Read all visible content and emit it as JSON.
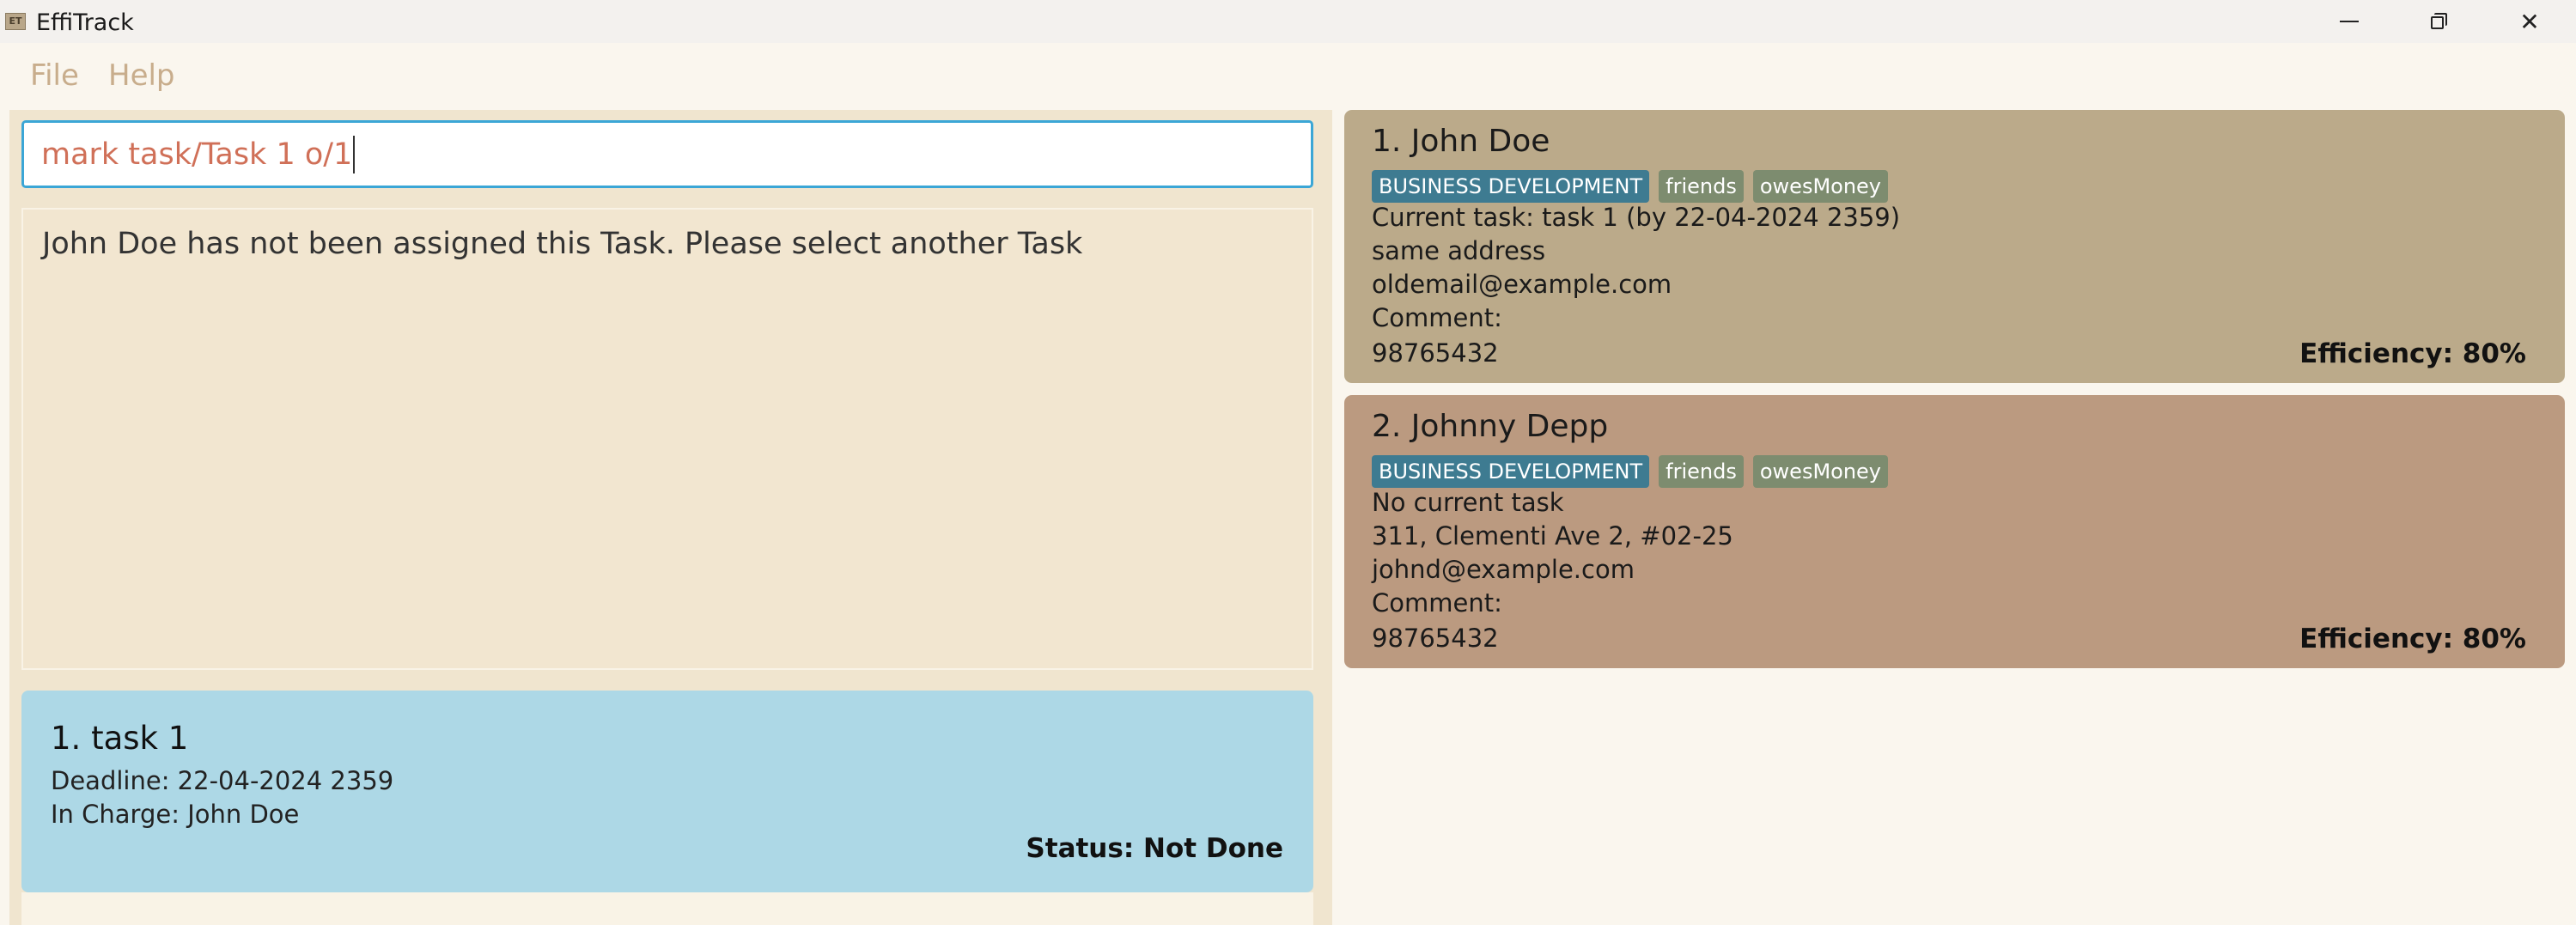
{
  "window": {
    "title": "EffiTrack",
    "icon_text": "ET"
  },
  "menu": {
    "file": "File",
    "help": "Help"
  },
  "command": {
    "value": "mark task/Task 1 o/1"
  },
  "result": {
    "message": "John Doe has not been assigned this Task. Please select another Task"
  },
  "tasks": [
    {
      "title": "1.  task 1",
      "deadline": "Deadline: 22-04-2024 2359",
      "in_charge": "In Charge: John Doe",
      "status": "Status: Not Done"
    }
  ],
  "persons": [
    {
      "name": "1.  John Doe",
      "tags": [
        "BUSINESS DEVELOPMENT",
        "friends",
        "owesMoney"
      ],
      "task": "Current task: task 1 (by 22-04-2024 2359)",
      "address": "same address",
      "email": "oldemail@example.com",
      "comment": "Comment:",
      "phone": "98765432",
      "efficiency": "Efficiency: 80%"
    },
    {
      "name": "2.  Johnny Depp",
      "tags": [
        "BUSINESS DEVELOPMENT",
        "friends",
        "owesMoney"
      ],
      "task": "No current task",
      "address": "311, Clementi Ave 2, #02-25",
      "email": "johnd@example.com",
      "comment": "Comment:",
      "phone": "98765432",
      "efficiency": "Efficiency: 80%"
    }
  ],
  "colors": {
    "accent_input_border": "#3ba6d6",
    "task_card": "#add8e6",
    "person_card_1": "#bbaa8a",
    "person_card_2": "#bb9a80",
    "tag_department": "#3e7b91",
    "tag_default": "#7d8c6f"
  }
}
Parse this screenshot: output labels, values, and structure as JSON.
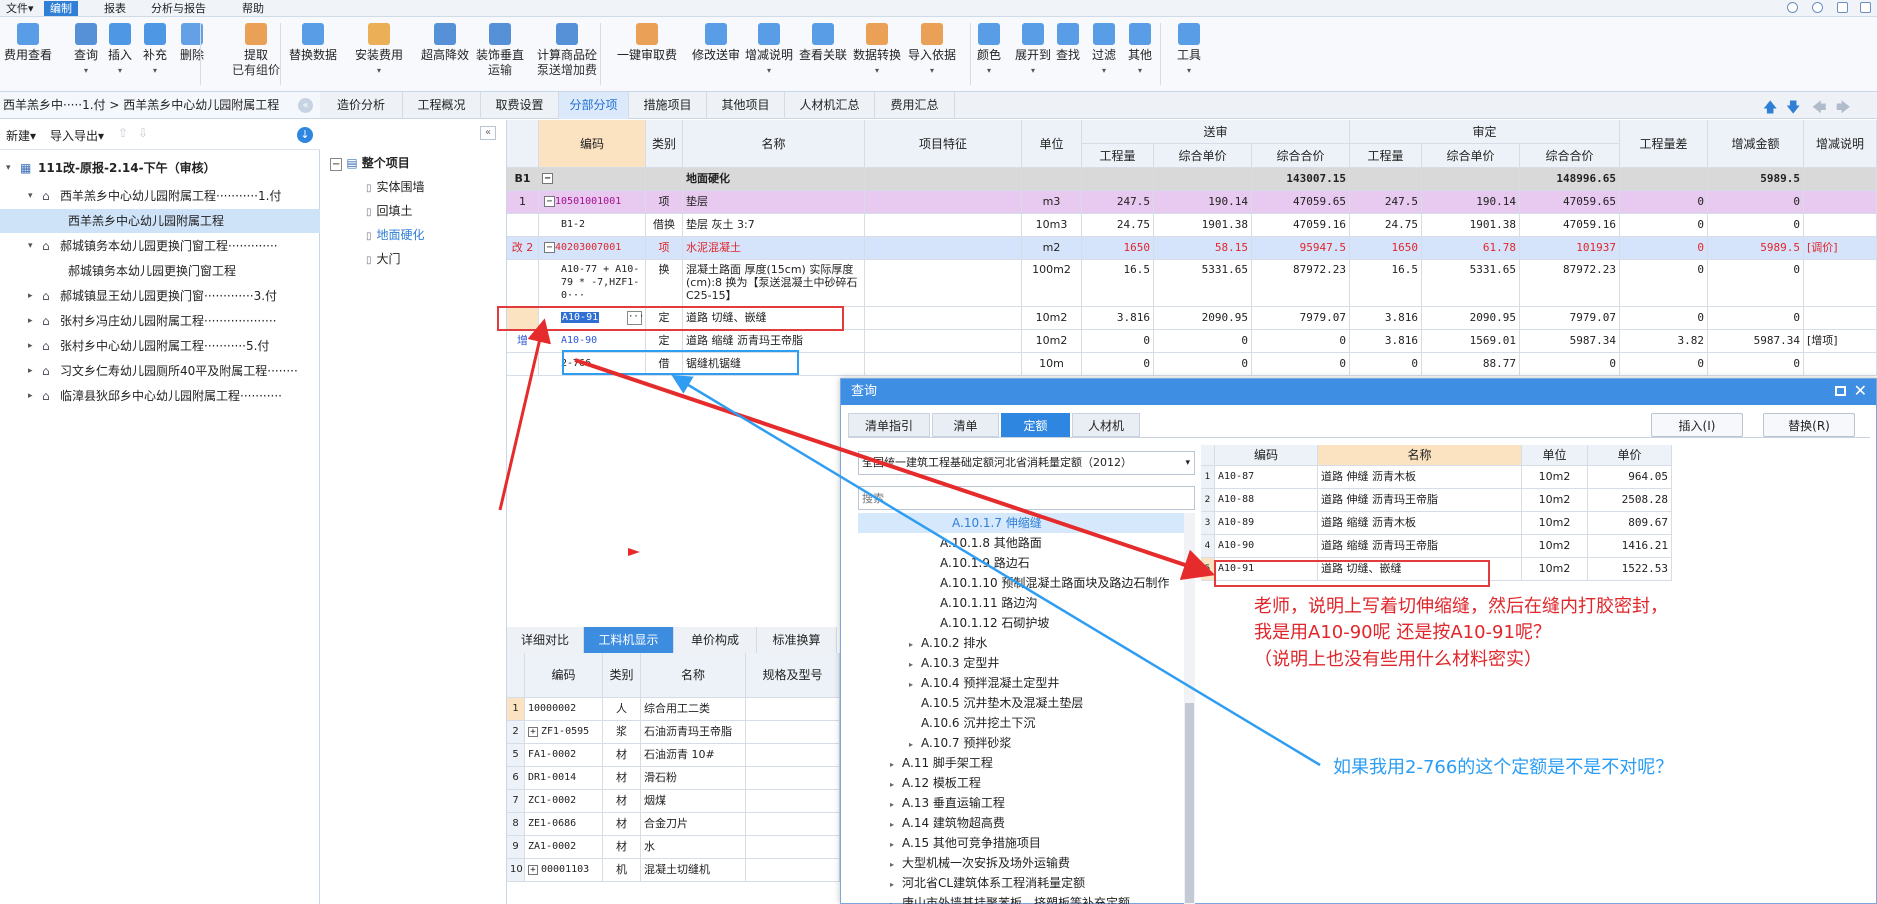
{
  "menu": {
    "items": [
      "文件▾",
      "编制",
      "报表",
      "分析与报告",
      "帮助"
    ],
    "active_index": 1
  },
  "toolbar": {
    "buttons": [
      {
        "label": "费用查看",
        "icon": "cost-view-icon"
      },
      {
        "label": "查询",
        "icon": "query-icon",
        "dropdown": true
      },
      {
        "label": "插入",
        "icon": "insert-icon",
        "dropdown": true
      },
      {
        "label": "补充",
        "icon": "supplement-icon",
        "dropdown": true
      },
      {
        "label": "删除",
        "icon": "delete-icon"
      },
      {
        "label": "提取",
        "sub": "已有组价",
        "icon": "extract-icon"
      },
      {
        "label": "替换数据",
        "icon": "replace-data-icon"
      },
      {
        "label": "安装费用",
        "icon": "install-cost-icon",
        "dropdown": true
      },
      {
        "label": "超高降效",
        "icon": "height-reduction-icon"
      },
      {
        "label": "装饰垂直",
        "sub": "运输",
        "icon": "vertical-transport-icon",
        "dropdown": true
      },
      {
        "label": "计算商品砼",
        "sub": "泵送增加费",
        "icon": "concrete-pump-icon"
      },
      {
        "label": "一键审取费",
        "icon": "one-click-audit-icon"
      },
      {
        "label": "修改送审",
        "icon": "edit-submit-icon"
      },
      {
        "label": "增减说明",
        "icon": "change-note-icon",
        "dropdown": true
      },
      {
        "label": "查看关联",
        "icon": "view-link-icon"
      },
      {
        "label": "数据转换",
        "icon": "data-convert-icon",
        "dropdown": true
      },
      {
        "label": "导入依据",
        "icon": "import-basis-icon",
        "dropdown": true
      },
      {
        "label": "颜色",
        "icon": "color-icon",
        "dropdown": true
      },
      {
        "label": "展开到",
        "icon": "expand-to-icon",
        "dropdown": true
      },
      {
        "label": "查找",
        "icon": "find-icon"
      },
      {
        "label": "过滤",
        "icon": "filter-icon",
        "dropdown": true
      },
      {
        "label": "其他",
        "icon": "other-icon",
        "dropdown": true
      },
      {
        "label": "工具",
        "icon": "tools-icon",
        "dropdown": true
      }
    ]
  },
  "breadcrumb": "西羊羔乡中·····1.付 > 西羊羔乡中心幼儿园附属工程",
  "main_tabs": [
    "造价分析",
    "工程概况",
    "取费设置",
    "分部分项",
    "措施项目",
    "其他项目",
    "人材机汇总",
    "费用汇总"
  ],
  "main_tab_active": 3,
  "left_toolbar": {
    "new": "新建▾",
    "import_export": "导入导出▾"
  },
  "project_tree": [
    {
      "label": "111改-原报-2.14-下午（审核）",
      "level": 0,
      "bold": true
    },
    {
      "label": "西羊羔乡中心幼儿园附属工程···········1.付",
      "level": 1,
      "expanded": true
    },
    {
      "label": "西羊羔乡中心幼儿园附属工程",
      "level": 2,
      "selected": true
    },
    {
      "label": "郝城镇务本幼儿园更换门窗工程·············",
      "level": 1,
      "expanded": true
    },
    {
      "label": "郝城镇务本幼儿园更换门窗工程",
      "level": 2
    },
    {
      "label": "郝城镇显王幼儿园更换门窗·············3.付",
      "level": 1
    },
    {
      "label": "张村乡冯庄幼儿园附属工程···················",
      "level": 1
    },
    {
      "label": "张村乡中心幼儿园附属工程···········5.付",
      "level": 1
    },
    {
      "label": "习文乡仁寿幼儿园厕所40平及附属工程········",
      "level": 1
    },
    {
      "label": "临漳县狄邱乡中心幼儿园附属工程···········",
      "level": 1
    }
  ],
  "section_tree": {
    "root": "整个项目",
    "items": [
      "实体围墙",
      "回填土",
      "地面硬化",
      "大门"
    ],
    "selected_index": 2
  },
  "grid": {
    "headers": {
      "code": "编码",
      "type": "类别",
      "name": "名称",
      "feature": "项目特征",
      "unit": "单位",
      "submit": "送审",
      "audit": "审定",
      "qty": "工程量",
      "unit_price": "综合单价",
      "total": "综合合价",
      "qty_diff": "工程量差",
      "amount_diff": "增减金额",
      "note": "增减说明"
    },
    "rows": [
      {
        "idx": "B1",
        "code": "",
        "type": "",
        "name": "地面硬化",
        "feature": "",
        "unit": "",
        "sq": "",
        "sp": "",
        "st": "143007.15",
        "aq": "",
        "ap": "",
        "at": "148996.65",
        "dq": "",
        "da": "5989.5",
        "note": "",
        "kind": "section"
      },
      {
        "idx": "1",
        "code": "010501001001",
        "type": "项",
        "name": "垫层",
        "feature": "",
        "unit": "m3",
        "sq": "247.5",
        "sp": "190.14",
        "st": "47059.65",
        "aq": "247.5",
        "ap": "190.14",
        "at": "47059.65",
        "dq": "0",
        "da": "0",
        "note": "",
        "kind": "item"
      },
      {
        "idx": "",
        "code": "B1-2",
        "type": "借换",
        "name": "垫层 灰土 3:7",
        "feature": "",
        "unit": "10m3",
        "sq": "24.75",
        "sp": "1901.38",
        "st": "47059.16",
        "aq": "24.75",
        "ap": "1901.38",
        "at": "47059.16",
        "dq": "0",
        "da": "0",
        "note": "",
        "kind": "sub"
      },
      {
        "idx": "改 2",
        "code": "040203007001",
        "type": "项",
        "name": "水泥混凝土",
        "feature": "",
        "unit": "m2",
        "sq": "1650",
        "sp": "58.15",
        "st": "95947.5",
        "aq": "1650",
        "ap": "61.78",
        "at": "101937",
        "dq": "0",
        "da": "5989.5",
        "note": "[调价]",
        "kind": "item-changed"
      },
      {
        "idx": "",
        "code": "A10-77 + A10-79 * -7,HZF1-0···",
        "type": "换",
        "name": "混凝土路面 厚度(15cm)  实际厚度(cm):8  换为【泵送混凝土中砂碎石 C25-15】",
        "feature": "",
        "unit": "100m2",
        "sq": "16.5",
        "sp": "5331.65",
        "st": "87972.23",
        "aq": "16.5",
        "ap": "5331.65",
        "at": "87972.23",
        "dq": "0",
        "da": "0",
        "note": "",
        "kind": "sub-tall"
      },
      {
        "idx": "",
        "code": "A10-91",
        "type": "定",
        "name": "道路 切缝、嵌缝",
        "feature": "",
        "unit": "10m2",
        "sq": "3.816",
        "sp": "2090.95",
        "st": "7979.07",
        "aq": "3.816",
        "ap": "2090.95",
        "at": "7979.07",
        "dq": "0",
        "da": "0",
        "note": "",
        "kind": "sub-selected"
      },
      {
        "idx": "增",
        "code": "A10-90",
        "type": "定",
        "name": "道路 缩缝 沥青玛王帝脂",
        "feature": "",
        "unit": "10m2",
        "sq": "0",
        "sp": "0",
        "st": "0",
        "aq": "3.816",
        "ap": "1569.01",
        "at": "5987.34",
        "dq": "3.82",
        "da": "5987.34",
        "note": "[增项]",
        "kind": "sub-added"
      },
      {
        "idx": "",
        "code": "2-766",
        "type": "借",
        "name": "锯缝机锯缝",
        "feature": "",
        "unit": "10m",
        "sq": "0",
        "sp": "0",
        "st": "0",
        "aq": "0",
        "ap": "88.77",
        "at": "0",
        "dq": "0",
        "da": "0",
        "note": "",
        "kind": "sub"
      }
    ]
  },
  "bottom_tabs": [
    "详细对比",
    "工料机显示",
    "单价构成",
    "标准换算"
  ],
  "bottom_tab_active": 1,
  "resource_grid": {
    "headers": {
      "code": "编码",
      "type": "类别",
      "name": "名称",
      "spec": "规格及型号"
    },
    "rows": [
      {
        "idx": "1",
        "code": "10000002",
        "type": "人",
        "name": "综合用工二类",
        "plus": false
      },
      {
        "idx": "2",
        "code": "ZF1-0595",
        "type": "浆",
        "name": "石油沥青玛王帝脂",
        "plus": true
      },
      {
        "idx": "5",
        "code": "FA1-0002",
        "type": "材",
        "name": "石油沥青 10#",
        "plus": false
      },
      {
        "idx": "6",
        "code": "DR1-0014",
        "type": "材",
        "name": "滑石粉",
        "plus": false
      },
      {
        "idx": "7",
        "code": "ZC1-0002",
        "type": "材",
        "name": "烟煤",
        "plus": false
      },
      {
        "idx": "8",
        "code": "ZE1-0686",
        "type": "材",
        "name": "合金刀片",
        "plus": false
      },
      {
        "idx": "9",
        "code": "ZA1-0002",
        "type": "材",
        "name": "水",
        "plus": false
      },
      {
        "idx": "10",
        "code": "00001103",
        "type": "机",
        "name": "混凝土切缝机",
        "plus": true
      }
    ]
  },
  "query_dialog": {
    "title": "查询",
    "tabs": [
      "清单指引",
      "清单",
      "定额",
      "人材机"
    ],
    "active_tab": 2,
    "insert_button": "插入(I)",
    "replace_button": "替换(R)",
    "quota_select": "全国统一建筑工程基础定额河北省消耗量定额（2012）",
    "search_placeholder": "搜索",
    "tree": [
      {
        "label": "A.10.1.7 伸缩缝",
        "level": 3,
        "selected": true
      },
      {
        "label": "A.10.1.8 其他路面",
        "level": 3
      },
      {
        "label": "A.10.1.9 路边石",
        "level": 3
      },
      {
        "label": "A.10.1.10 预制混凝土路面块及路边石制作",
        "level": 3
      },
      {
        "label": "A.10.1.11 路边沟",
        "level": 3
      },
      {
        "label": "A.10.1.12 石砌护坡",
        "level": 3
      },
      {
        "label": "A.10.2 排水",
        "level": 2,
        "arrow": true
      },
      {
        "label": "A.10.3 定型井",
        "level": 2,
        "arrow": true
      },
      {
        "label": "A.10.4 预拌混凝土定型井",
        "level": 2,
        "arrow": true
      },
      {
        "label": "A.10.5 沉井垫木及混凝土垫层",
        "level": 2
      },
      {
        "label": "A.10.6 沉井挖土下沉",
        "level": 2
      },
      {
        "label": "A.10.7 预拌砂浆",
        "level": 2,
        "arrow": true
      },
      {
        "label": "A.11 脚手架工程",
        "level": 1,
        "arrow": true
      },
      {
        "label": "A.12 模板工程",
        "level": 1,
        "arrow": true
      },
      {
        "label": "A.13 垂直运输工程",
        "level": 1,
        "arrow": true
      },
      {
        "label": "A.14 建筑物超高费",
        "level": 1,
        "arrow": true
      },
      {
        "label": "A.15 其他可竞争措施项目",
        "level": 1,
        "arrow": true
      },
      {
        "label": "大型机械一次安拆及场外运输费",
        "level": 1,
        "arrow": true
      },
      {
        "label": "河北省CL建筑体系工程消耗量定额",
        "level": 1,
        "arrow": true
      },
      {
        "label": "唐山市外墙基挂聚苯板、挤塑板等补充定额",
        "level": 1,
        "arrow": true
      }
    ],
    "result_headers": {
      "code": "编码",
      "name": "名称",
      "unit": "单位",
      "price": "单价"
    },
    "results": [
      {
        "idx": "1",
        "code": "A10-87",
        "name": "道路 伸缝 沥青木板",
        "unit": "10m2",
        "price": "964.05"
      },
      {
        "idx": "2",
        "code": "A10-88",
        "name": "道路 伸缝 沥青玛王帝脂",
        "unit": "10m2",
        "price": "2508.28"
      },
      {
        "idx": "3",
        "code": "A10-89",
        "name": "道路 缩缝 沥青木板",
        "unit": "10m2",
        "price": "809.67"
      },
      {
        "idx": "4",
        "code": "A10-90",
        "name": "道路 缩缝 沥青玛王帝脂",
        "unit": "10m2",
        "price": "1416.21"
      },
      {
        "idx": "5",
        "code": "A10-91",
        "name": "道路 切缝、嵌缝",
        "unit": "10m2",
        "price": "1522.53"
      }
    ]
  },
  "annotations": {
    "red_lines": [
      "老师，说明上写着切伸缩缝，然后在缝内打胶密封，",
      "我是用A10-90呢    还是按A10-91呢？",
      "（说明上也没有些用什么材料密实）"
    ],
    "blue_line": "如果我用2-766的这个定额是不是不对呢？",
    "red_color": "#e0262b",
    "blue_color": "#2a9df4"
  },
  "colors": {
    "accent": "#2f7fd6",
    "section_row": "#d9d9d9",
    "item_row": "#e8c9f0",
    "changed_row": "#d6e4fb",
    "red_text": "#e0262b"
  }
}
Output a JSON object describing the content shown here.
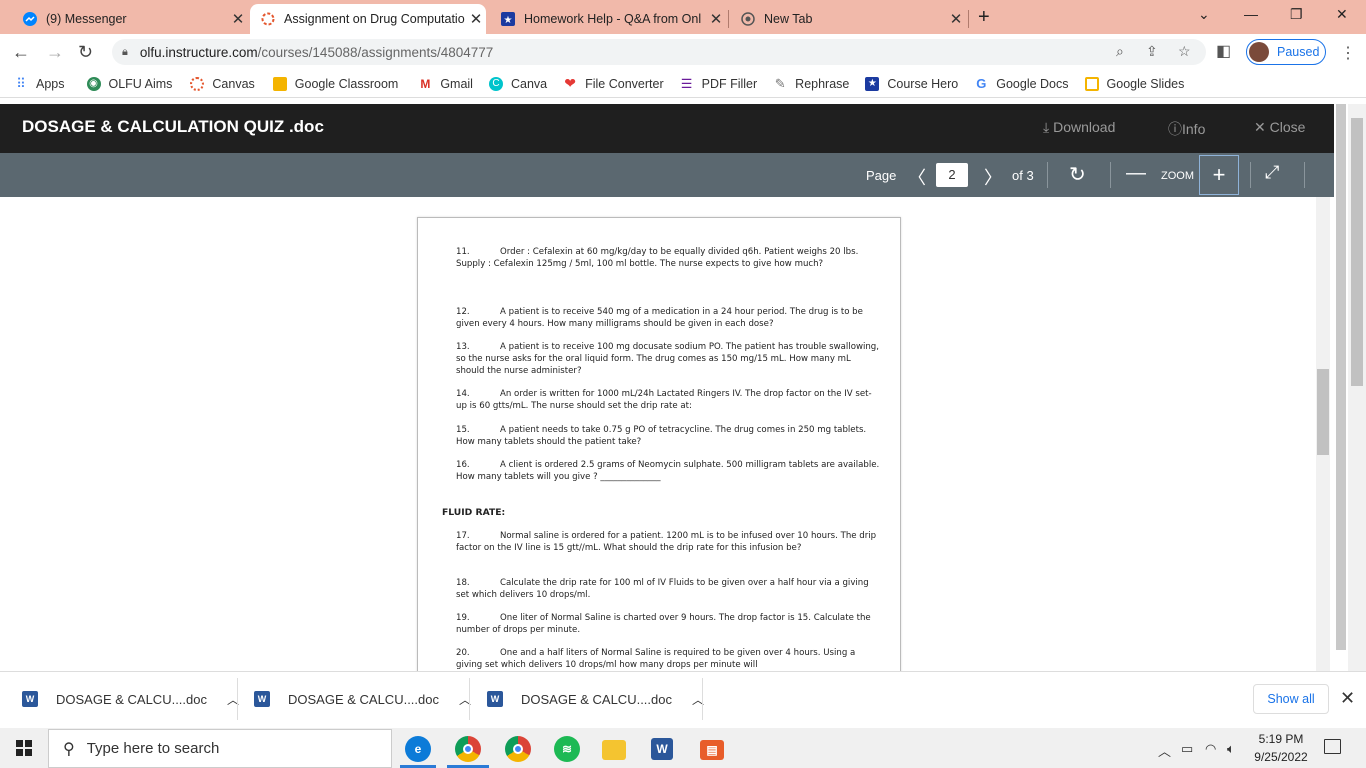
☆ ☆ ☆ ☆
Gather all lines where the word "data" appears.

▶ **Written reply**:
        "icon": "replace-data-icon"
        "icon": "data-convert-icon",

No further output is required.